#### [Given request]
Reproduce every record below exactly as it appears.

#### [Dataset excerpts]
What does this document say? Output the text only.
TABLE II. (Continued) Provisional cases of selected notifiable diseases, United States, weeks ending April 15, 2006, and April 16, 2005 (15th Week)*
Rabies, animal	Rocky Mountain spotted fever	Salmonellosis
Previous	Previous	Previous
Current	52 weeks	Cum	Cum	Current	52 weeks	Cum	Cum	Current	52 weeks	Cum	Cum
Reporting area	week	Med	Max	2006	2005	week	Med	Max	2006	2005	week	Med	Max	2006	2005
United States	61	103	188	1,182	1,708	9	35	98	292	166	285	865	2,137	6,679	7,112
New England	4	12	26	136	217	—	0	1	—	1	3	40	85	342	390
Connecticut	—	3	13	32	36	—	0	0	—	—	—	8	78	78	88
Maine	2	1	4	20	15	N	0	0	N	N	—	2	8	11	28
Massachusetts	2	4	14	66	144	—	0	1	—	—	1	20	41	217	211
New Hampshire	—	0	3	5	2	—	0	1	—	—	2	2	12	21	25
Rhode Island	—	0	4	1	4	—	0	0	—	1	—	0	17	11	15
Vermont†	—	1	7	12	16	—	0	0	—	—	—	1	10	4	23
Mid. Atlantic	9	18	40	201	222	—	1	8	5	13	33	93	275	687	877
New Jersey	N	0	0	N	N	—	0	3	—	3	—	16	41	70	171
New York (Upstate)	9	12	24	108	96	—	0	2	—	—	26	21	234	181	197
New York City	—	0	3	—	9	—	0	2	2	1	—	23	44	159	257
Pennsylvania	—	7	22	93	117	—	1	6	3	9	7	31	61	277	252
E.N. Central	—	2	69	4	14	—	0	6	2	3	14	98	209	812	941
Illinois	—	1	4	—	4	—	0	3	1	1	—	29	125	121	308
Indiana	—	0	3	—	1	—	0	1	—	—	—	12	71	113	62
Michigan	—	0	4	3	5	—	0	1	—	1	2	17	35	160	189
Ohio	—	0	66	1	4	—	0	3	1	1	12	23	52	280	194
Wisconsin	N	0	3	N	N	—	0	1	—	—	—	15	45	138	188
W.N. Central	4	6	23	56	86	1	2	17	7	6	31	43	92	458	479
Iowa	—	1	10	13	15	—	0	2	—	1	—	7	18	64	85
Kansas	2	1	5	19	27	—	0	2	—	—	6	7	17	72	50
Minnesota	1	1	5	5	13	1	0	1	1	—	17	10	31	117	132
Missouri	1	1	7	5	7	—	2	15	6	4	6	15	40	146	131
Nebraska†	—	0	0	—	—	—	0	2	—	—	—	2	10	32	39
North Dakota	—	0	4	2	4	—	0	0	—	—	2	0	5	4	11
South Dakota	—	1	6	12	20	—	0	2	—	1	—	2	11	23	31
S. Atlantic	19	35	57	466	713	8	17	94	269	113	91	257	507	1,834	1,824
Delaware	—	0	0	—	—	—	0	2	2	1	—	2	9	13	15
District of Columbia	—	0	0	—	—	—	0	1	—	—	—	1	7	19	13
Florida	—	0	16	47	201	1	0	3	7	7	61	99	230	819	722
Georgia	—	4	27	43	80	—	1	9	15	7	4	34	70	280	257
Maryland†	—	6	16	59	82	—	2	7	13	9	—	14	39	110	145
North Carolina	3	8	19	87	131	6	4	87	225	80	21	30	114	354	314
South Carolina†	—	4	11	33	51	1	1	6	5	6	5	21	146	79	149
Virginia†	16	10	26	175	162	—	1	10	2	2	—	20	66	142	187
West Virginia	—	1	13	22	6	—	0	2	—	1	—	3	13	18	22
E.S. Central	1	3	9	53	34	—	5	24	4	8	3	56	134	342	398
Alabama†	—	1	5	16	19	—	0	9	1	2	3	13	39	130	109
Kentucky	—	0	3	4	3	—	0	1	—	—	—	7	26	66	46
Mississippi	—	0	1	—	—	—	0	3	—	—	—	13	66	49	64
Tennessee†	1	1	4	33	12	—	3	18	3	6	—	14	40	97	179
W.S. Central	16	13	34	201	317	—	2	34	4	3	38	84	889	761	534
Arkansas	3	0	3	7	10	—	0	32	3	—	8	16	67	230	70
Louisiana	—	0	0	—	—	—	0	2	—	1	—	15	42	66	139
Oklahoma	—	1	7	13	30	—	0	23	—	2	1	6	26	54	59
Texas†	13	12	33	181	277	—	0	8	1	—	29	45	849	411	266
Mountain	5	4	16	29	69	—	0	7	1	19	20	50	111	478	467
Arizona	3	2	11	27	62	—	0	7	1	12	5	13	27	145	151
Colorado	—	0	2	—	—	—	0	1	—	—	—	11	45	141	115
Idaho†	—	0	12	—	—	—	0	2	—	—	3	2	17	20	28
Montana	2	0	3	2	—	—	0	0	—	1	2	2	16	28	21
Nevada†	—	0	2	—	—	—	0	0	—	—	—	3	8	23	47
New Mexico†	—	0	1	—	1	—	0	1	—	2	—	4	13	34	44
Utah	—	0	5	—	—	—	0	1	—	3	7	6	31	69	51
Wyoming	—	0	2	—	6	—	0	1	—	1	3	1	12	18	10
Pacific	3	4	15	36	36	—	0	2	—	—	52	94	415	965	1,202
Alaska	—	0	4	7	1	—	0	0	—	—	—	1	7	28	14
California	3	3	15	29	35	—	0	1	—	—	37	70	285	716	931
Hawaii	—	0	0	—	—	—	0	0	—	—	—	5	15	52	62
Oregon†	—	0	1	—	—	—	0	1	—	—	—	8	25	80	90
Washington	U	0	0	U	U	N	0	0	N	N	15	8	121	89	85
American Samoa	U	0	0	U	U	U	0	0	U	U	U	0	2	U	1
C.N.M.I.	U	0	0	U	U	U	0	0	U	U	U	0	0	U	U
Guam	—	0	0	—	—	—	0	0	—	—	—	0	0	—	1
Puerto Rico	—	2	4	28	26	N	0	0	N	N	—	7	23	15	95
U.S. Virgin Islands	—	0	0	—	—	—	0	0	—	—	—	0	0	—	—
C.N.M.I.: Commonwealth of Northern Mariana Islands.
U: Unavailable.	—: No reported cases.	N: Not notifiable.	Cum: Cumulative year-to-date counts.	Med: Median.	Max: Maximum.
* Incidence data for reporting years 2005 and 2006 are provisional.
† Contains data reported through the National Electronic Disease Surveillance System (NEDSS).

#### [Written answer]
What does this document say? Output the text only.
TABLE II. (Continued) Provisional cases of selected notifiable diseases, United States, weeks ending April 15, 2006, and April 16, 2005 (15th Week)*
Rabies, animal	Rocky Mountain spotted fever	Salmonellosis
Previous	Previous	Previous
Current	52 weeks	Cum	Cum	Current	52 weeks	Cum	Cum	Current	52 weeks	Cum	Cum
Reporting area	week	Med	Max	2006	2005	week	Med	Max	2006	2005	week	Med	Max	2006	2005
United States	61	103	188	1,182	1,708	9	35	98	292	166	285	865	2,137	6,679	7,112
New England	4	12	26	136	217	—	0	1	—	1	3	40	85	342	390
Connecticut	—	3	13	32	36	—	0	0	—	—	—	8	78	78	88
Maine	2	1	4	20	15	N	0	0	N	N	—	2	8	11	28
Massachusetts	2	4	14	66	144	—	0	1	—	—	1	20	41	217	211
New Hampshire	—	0	3	5	2	—	0	1	—	—	2	2	12	21	25
Rhode Island	—	0	4	1	4	—	0	0	—	1	—	0	17	11	15
Vermont†	—	1	7	12	16	—	0	0	—	—	—	1	10	4	23
Mid. Atlantic	9	18	40	201	222	—	1	8	5	13	33	93	275	687	877
New Jersey	N	0	0	N	N	—	0	3	—	3	—	16	41	70	171
New York (Upstate)	9	12	24	108	96	—	0	2	—	—	26	21	234	181	197
New York City	—	0	3	—	9	—	0	2	2	1	—	23	44	159	257
Pennsylvania	—	7	22	93	117	—	1	6	3	9	7	31	61	277	252
E.N. Central	—	2	69	4	14	—	0	6	2	3	14	98	209	812	941
Illinois	—	1	4	—	4	—	0	3	1	1	—	29	125	121	308
Indiana	—	0	3	—	1	—	0	1	—	—	—	12	71	113	62
Michigan	—	0	4	3	5	—	0	1	—	1	2	17	35	160	189
Ohio	—	0	66	1	4	—	0	3	1	1	12	23	52	280	194
Wisconsin	N	0	3	N	N	—	0	1	—	—	—	15	45	138	188
W.N. Central	4	6	23	56	86	1	2	17	7	6	31	43	92	458	479
Iowa	—	1	10	13	15	—	0	2	—	1	—	7	18	64	85
Kansas	2	1	5	19	27	—	0	2	—	—	6	7	17	72	50
Minnesota	1	1	5	5	13	1	0	1	1	—	17	10	31	117	132
Missouri	1	1	7	5	7	—	2	15	6	4	6	15	40	146	131
Nebraska†	—	0	0	—	—	—	0	2	—	—	—	2	10	32	39
North Dakota	—	0	4	2	4	—	0	0	—	—	2	0	5	4	11
South Dakota	—	1	6	12	20	—	0	2	—	1	—	2	11	23	31
S. Atlantic	19	35	57	466	713	8	17	94	269	113	91	257	507	1,834	1,824
Delaware	—	0	0	—	—	—	0	2	2	1	—	2	9	13	15
District of Columbia	—	0	0	—	—	—	0	1	—	—	—	1	7	19	13
Florida	—	0	16	47	201	1	0	3	7	7	61	99	230	819	722
Georgia	—	4	27	43	80	—	1	9	15	7	4	34	70	280	257
Maryland†	—	6	16	59	82	—	2	7	13	9	—	14	39	110	145
North Carolina	3	8	19	87	131	6	4	87	225	80	21	30	114	354	314
South Carolina†	—	4	11	33	51	1	1	6	5	6	5	21	146	79	149
Virginia†	16	10	26	175	162	—	1	10	2	2	—	20	66	142	187
West Virginia	—	1	13	22	6	—	0	2	—	1	—	3	13	18	22
E.S. Central	1	3	9	53	34	—	5	24	4	8	3	56	134	342	398
Alabama†	—	1	5	16	19	—	0	9	1	2	3	13	39	130	109
Kentucky	—	0	3	4	3	—	0	1	—	—	—	7	26	66	46
Mississippi	—	0	1	—	—	—	0	3	—	—	—	13	66	49	64
Tennessee†	1	1	4	33	12	—	3	18	3	6	—	14	40	97	179
W.S. Central	16	13	34	201	317	—	2	34	4	3	38	84	889	761	534
Arkansas	3	0	3	7	10	—	0	32	3	—	8	16	67	230	70
Louisiana	—	0	0	—	—	—	0	2	—	1	—	15	42	66	139
Oklahoma	—	1	7	13	30	—	0	23	—	2	1	6	26	54	59
Texas†	13	12	33	181	277	—	0	8	1	—	29	45	849	411	266
Mountain	5	4	16	29	69	—	0	7	1	19	20	50	111	478	467
Arizona	3	2	11	27	62	—	0	7	1	12	5	13	27	145	151
Colorado	—	0	2	—	—	—	0	1	—	—	—	11	45	141	115
Idaho†	—	0	12	—	—	—	0	2	—	—	3	2	17	20	28
Montana	2	0	3	2	—	—	0	0	—	1	2	2	16	28	21
Nevada†	—	0	2	—	—	—	0	0	—	—	—	3	8	23	47
New Mexico†	—	0	1	—	1	—	0	1	—	2	—	4	13	34	44
Utah	—	0	5	—	—	—	0	1	—	3	7	6	31	69	51
Wyoming	—	0	2	—	6	—	0	1	—	1	3	1	12	18	10
Pacific	3	4	15	36	36	—	0	2	—	—	52	94	415	965	1,202
Alaska	—	0	4	7	1	—	0	0	—	—	—	1	7	28	14
California	3	3	15	29	35	—	0	1	—	—	37	70	285	716	931
Hawaii	—	0	0	—	—	—	0	0	—	—	—	5	15	52	62
Oregon†	—	0	1	—	—	—	0	1	—	—	—	8	25	80	90
Washington	U	0	0	U	U	N	0	0	N	N	15	8	121	89	85
American Samoa	U	0	0	U	U	U	0	0	U	U	U	0	2	U	1
C.N.M.I.	U	0	0	U	U	U	0	0	U	U	U	0	0	U	U
Guam	—	0	0	—	—	—	0	0	—	—	—	0	0	—	1
Puerto Rico	—	2	4	28	26	N	0	0	N	N	—	7	23	15	95
U.S. Virgin Islands	—	0	0	—	—	—	0	0	—	—	—	0	0	—	—
C.N.M.I.: Commonwealth of Northern Mariana Islands.
U: Unavailable.	—: No reported cases.	N: Not notifiable.	Cum: Cumulative year-to-date counts.	Med: Median.	Max: Maximum.
* Incidence data for reporting years 2005 and 2006 are provisional.
† Contains data reported through the National Electronic Disease Surveillance System (NEDSS).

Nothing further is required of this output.